_TASK TO CARRY OUT_
Set every record down verbatim and omit the pictures.

_RAW DATA_

------------------------------------------------

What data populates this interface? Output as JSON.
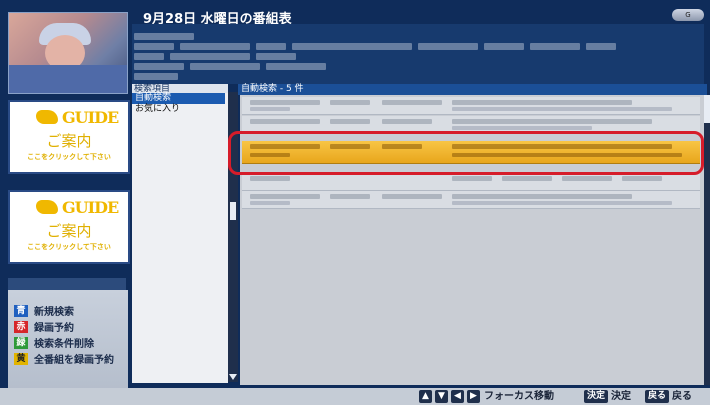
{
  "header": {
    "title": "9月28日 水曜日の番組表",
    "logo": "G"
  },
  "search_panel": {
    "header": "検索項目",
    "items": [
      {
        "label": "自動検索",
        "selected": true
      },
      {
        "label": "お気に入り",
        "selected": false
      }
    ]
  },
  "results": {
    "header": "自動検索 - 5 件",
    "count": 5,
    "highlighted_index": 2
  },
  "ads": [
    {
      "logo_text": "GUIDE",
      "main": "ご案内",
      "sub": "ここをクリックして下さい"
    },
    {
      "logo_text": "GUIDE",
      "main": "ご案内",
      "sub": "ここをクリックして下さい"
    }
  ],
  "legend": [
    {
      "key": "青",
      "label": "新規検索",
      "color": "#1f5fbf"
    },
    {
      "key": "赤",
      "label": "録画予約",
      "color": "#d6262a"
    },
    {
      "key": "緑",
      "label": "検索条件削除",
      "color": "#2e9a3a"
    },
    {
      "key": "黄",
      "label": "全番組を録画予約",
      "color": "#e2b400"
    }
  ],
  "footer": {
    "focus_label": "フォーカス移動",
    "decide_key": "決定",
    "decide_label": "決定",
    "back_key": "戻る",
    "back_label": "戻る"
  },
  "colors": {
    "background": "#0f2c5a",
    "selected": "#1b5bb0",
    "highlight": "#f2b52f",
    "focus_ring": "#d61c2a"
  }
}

------------------------------------------------

_RESULT OF THE EXERCISE_
What data populates this interface? Output as JSON.
{
  "header": {
    "title": "9月28日 水曜日の番組表",
    "logo": "G"
  },
  "search_panel": {
    "header": "検索項目",
    "items": [
      {
        "label": "自動検索",
        "selected": true
      },
      {
        "label": "お気に入り",
        "selected": false
      }
    ]
  },
  "results": {
    "header": "自動検索 - 5 件",
    "count": 5,
    "highlighted_index": 2
  },
  "ads": [
    {
      "logo_text": "GUIDE",
      "main": "ご案内",
      "sub": "ここをクリックして下さい"
    },
    {
      "logo_text": "GUIDE",
      "main": "ご案内",
      "sub": "ここをクリックして下さい"
    }
  ],
  "legend": [
    {
      "key": "青",
      "label": "新規検索",
      "color": "#1f5fbf"
    },
    {
      "key": "赤",
      "label": "録画予約",
      "color": "#d6262a"
    },
    {
      "key": "緑",
      "label": "検索条件削除",
      "color": "#2e9a3a"
    },
    {
      "key": "黄",
      "label": "全番組を録画予約",
      "color": "#e2b400"
    }
  ],
  "footer": {
    "focus_label": "フォーカス移動",
    "decide_key": "決定",
    "decide_label": "決定",
    "back_key": "戻る",
    "back_label": "戻る"
  },
  "colors": {
    "background": "#0f2c5a",
    "selected": "#1b5bb0",
    "highlight": "#f2b52f",
    "focus_ring": "#d61c2a"
  }
}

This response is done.